Objetivo del ejercicio: Transcribe tal cual cada línea de todos los registros.

Registros de entrada:
▼

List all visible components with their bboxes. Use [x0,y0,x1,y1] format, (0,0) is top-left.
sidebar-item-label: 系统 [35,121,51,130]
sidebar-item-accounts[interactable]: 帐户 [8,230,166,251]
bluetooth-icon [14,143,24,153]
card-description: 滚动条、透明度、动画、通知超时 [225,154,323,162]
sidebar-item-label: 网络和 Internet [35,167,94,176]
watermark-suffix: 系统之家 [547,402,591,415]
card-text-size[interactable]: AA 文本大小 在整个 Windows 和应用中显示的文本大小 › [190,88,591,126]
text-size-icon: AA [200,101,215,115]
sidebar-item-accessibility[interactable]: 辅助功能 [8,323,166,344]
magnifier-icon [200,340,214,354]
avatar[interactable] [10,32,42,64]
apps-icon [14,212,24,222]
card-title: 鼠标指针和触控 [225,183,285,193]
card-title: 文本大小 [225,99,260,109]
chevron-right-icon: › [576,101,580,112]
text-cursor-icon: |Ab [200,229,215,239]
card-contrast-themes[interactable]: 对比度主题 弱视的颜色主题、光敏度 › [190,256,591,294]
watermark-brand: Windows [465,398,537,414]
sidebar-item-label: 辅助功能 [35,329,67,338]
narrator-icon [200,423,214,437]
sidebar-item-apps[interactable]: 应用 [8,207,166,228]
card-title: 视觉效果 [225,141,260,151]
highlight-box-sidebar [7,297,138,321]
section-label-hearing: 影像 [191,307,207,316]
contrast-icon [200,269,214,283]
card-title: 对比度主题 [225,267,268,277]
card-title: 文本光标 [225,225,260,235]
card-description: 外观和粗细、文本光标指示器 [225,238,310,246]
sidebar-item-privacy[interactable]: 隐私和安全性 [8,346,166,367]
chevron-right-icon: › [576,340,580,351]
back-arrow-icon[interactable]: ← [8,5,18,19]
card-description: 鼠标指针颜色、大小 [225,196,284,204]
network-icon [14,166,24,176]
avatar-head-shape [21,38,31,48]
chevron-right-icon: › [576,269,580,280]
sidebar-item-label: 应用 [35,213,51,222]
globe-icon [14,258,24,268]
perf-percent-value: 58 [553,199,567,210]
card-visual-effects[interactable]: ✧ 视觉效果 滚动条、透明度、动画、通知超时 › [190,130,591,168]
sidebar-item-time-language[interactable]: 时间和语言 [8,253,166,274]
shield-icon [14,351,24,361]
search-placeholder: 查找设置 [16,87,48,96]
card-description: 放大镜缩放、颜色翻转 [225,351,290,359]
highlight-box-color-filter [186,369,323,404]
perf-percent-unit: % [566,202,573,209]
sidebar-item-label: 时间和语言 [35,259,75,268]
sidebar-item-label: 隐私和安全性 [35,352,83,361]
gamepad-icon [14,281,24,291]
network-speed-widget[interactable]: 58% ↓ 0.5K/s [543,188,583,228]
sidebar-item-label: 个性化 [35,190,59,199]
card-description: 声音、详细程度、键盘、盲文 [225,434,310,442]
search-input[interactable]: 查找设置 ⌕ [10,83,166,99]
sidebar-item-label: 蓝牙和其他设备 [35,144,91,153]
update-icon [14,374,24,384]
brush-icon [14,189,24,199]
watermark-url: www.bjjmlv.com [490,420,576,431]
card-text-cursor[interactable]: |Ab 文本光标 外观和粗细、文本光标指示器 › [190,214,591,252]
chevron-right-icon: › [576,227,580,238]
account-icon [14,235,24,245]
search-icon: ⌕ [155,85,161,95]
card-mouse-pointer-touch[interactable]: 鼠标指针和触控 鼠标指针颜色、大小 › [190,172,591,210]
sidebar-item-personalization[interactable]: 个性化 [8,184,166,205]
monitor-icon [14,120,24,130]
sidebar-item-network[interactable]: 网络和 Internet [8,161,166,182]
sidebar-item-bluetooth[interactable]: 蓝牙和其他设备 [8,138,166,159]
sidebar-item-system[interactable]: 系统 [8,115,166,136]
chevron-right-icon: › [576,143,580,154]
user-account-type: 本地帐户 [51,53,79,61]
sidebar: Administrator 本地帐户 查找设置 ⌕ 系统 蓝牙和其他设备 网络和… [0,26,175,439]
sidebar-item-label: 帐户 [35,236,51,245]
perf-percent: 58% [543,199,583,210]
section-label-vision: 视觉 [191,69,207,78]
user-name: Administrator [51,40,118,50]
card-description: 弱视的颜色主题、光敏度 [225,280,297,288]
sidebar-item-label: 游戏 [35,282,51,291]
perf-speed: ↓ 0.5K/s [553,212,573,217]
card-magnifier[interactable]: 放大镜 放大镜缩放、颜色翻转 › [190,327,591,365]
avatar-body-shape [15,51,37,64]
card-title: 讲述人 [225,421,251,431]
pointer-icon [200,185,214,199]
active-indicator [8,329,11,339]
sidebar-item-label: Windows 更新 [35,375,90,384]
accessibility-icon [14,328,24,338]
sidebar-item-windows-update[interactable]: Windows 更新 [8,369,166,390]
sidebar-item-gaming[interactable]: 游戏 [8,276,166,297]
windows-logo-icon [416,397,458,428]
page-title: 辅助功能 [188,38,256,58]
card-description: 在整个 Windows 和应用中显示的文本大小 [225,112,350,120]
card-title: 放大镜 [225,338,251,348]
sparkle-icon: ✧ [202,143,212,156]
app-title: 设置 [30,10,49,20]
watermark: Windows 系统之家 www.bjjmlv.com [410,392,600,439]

▲

Respuesta:
List all visible components with their bboxes. Use [x0,y0,x1,y1] format, (0,0) is top-left.
sidebar-item-label: 系统 [35,121,51,130]
sidebar-item-accounts[interactable]: 帐户 [8,230,166,251]
bluetooth-icon [14,143,24,153]
card-description: 滚动条、透明度、动画、通知超时 [225,154,323,162]
sidebar-item-label: 网络和 Internet [35,167,94,176]
watermark-suffix: 系统之家 [547,402,591,415]
card-text-size[interactable]: AA 文本大小 在整个 Windows 和应用中显示的文本大小 › [190,88,591,126]
text-size-icon: AA [200,101,215,115]
sidebar-item-accessibility[interactable]: 辅助功能 [8,323,166,344]
magnifier-icon [200,340,214,354]
avatar[interactable] [10,32,42,64]
apps-icon [14,212,24,222]
card-title: 鼠标指针和触控 [225,183,285,193]
card-title: 文本大小 [225,99,260,109]
chevron-right-icon: › [576,101,580,112]
text-cursor-icon: |Ab [200,229,215,239]
card-contrast-themes[interactable]: 对比度主题 弱视的颜色主题、光敏度 › [190,256,591,294]
watermark-brand: Windows [465,398,537,414]
sidebar-item-label: 辅助功能 [35,329,67,338]
narrator-icon [200,423,214,437]
sidebar-item-apps[interactable]: 应用 [8,207,166,228]
card-title: 视觉效果 [225,141,260,151]
highlight-box-sidebar [7,297,138,321]
section-label-hearing: 影像 [191,307,207,316]
contrast-icon [200,269,214,283]
card-title: 对比度主题 [225,267,268,277]
card-title: 文本光标 [225,225,260,235]
card-description: 外观和粗细、文本光标指示器 [225,238,310,246]
sidebar-item-privacy[interactable]: 隐私和安全性 [8,346,166,367]
chevron-right-icon: › [576,340,580,351]
back-arrow-icon[interactable]: ← [8,5,18,19]
card-description: 鼠标指针颜色、大小 [225,196,284,204]
network-icon [14,166,24,176]
avatar-head-shape [21,38,31,48]
chevron-right-icon: › [576,269,580,280]
sidebar-item-label: 应用 [35,213,51,222]
globe-icon [14,258,24,268]
perf-percent-value: 58 [553,199,567,210]
card-visual-effects[interactable]: ✧ 视觉效果 滚动条、透明度、动画、通知超时 › [190,130,591,168]
sidebar-item-time-language[interactable]: 时间和语言 [8,253,166,274]
shield-icon [14,351,24,361]
search-placeholder: 查找设置 [16,87,48,96]
card-description: 放大镜缩放、颜色翻转 [225,351,290,359]
highlight-box-color-filter [186,369,323,404]
perf-percent-unit: % [566,202,573,209]
sidebar-item-label: 时间和语言 [35,259,75,268]
sidebar-item-label: 隐私和安全性 [35,352,83,361]
gamepad-icon [14,281,24,291]
network-speed-widget[interactable]: 58% ↓ 0.5K/s [543,188,583,228]
sidebar-item-label: 个性化 [35,190,59,199]
card-description: 声音、详细程度、键盘、盲文 [225,434,310,442]
search-input[interactable]: 查找设置 ⌕ [10,83,166,99]
sidebar-item-label: 蓝牙和其他设备 [35,144,91,153]
update-icon [14,374,24,384]
brush-icon [14,189,24,199]
watermark-url: www.bjjmlv.com [490,420,576,431]
card-text-cursor[interactable]: |Ab 文本光标 外观和粗细、文本光标指示器 › [190,214,591,252]
chevron-right-icon: › [576,227,580,238]
account-icon [14,235,24,245]
search-icon: ⌕ [155,85,161,95]
card-mouse-pointer-touch[interactable]: 鼠标指针和触控 鼠标指针颜色、大小 › [190,172,591,210]
sidebar-item-personalization[interactable]: 个性化 [8,184,166,205]
monitor-icon [14,120,24,130]
sidebar-item-network[interactable]: 网络和 Internet [8,161,166,182]
sidebar-item-bluetooth[interactable]: 蓝牙和其他设备 [8,138,166,159]
sidebar-item-system[interactable]: 系统 [8,115,166,136]
chevron-right-icon: › [576,143,580,154]
user-account-type: 本地帐户 [51,53,79,61]
sidebar: Administrator 本地帐户 查找设置 ⌕ 系统 蓝牙和其他设备 网络和… [0,26,175,439]
sidebar-item-label: 帐户 [35,236,51,245]
perf-percent: 58% [543,199,583,210]
section-label-vision: 视觉 [191,69,207,78]
user-name: Administrator [51,40,118,50]
card-description: 弱视的颜色主题、光敏度 [225,280,297,288]
sidebar-item-label: 游戏 [35,282,51,291]
perf-speed: ↓ 0.5K/s [553,212,573,217]
card-magnifier[interactable]: 放大镜 放大镜缩放、颜色翻转 › [190,327,591,365]
avatar-body-shape [15,51,37,64]
card-title: 讲述人 [225,421,251,431]
pointer-icon [200,185,214,199]
active-indicator [8,329,11,339]
sidebar-item-label: Windows 更新 [35,375,90,384]
accessibility-icon [14,328,24,338]
sidebar-item-windows-update[interactable]: Windows 更新 [8,369,166,390]
sidebar-item-gaming[interactable]: 游戏 [8,276,166,297]
windows-logo-icon [416,397,458,428]
page-title: 辅助功能 [188,38,256,58]
card-description: 在整个 Windows 和应用中显示的文本大小 [225,112,350,120]
card-title: 放大镜 [225,338,251,348]
sparkle-icon: ✧ [202,143,212,156]
app-title: 设置 [30,10,49,20]
watermark: Windows 系统之家 www.bjjmlv.com [410,392,600,439]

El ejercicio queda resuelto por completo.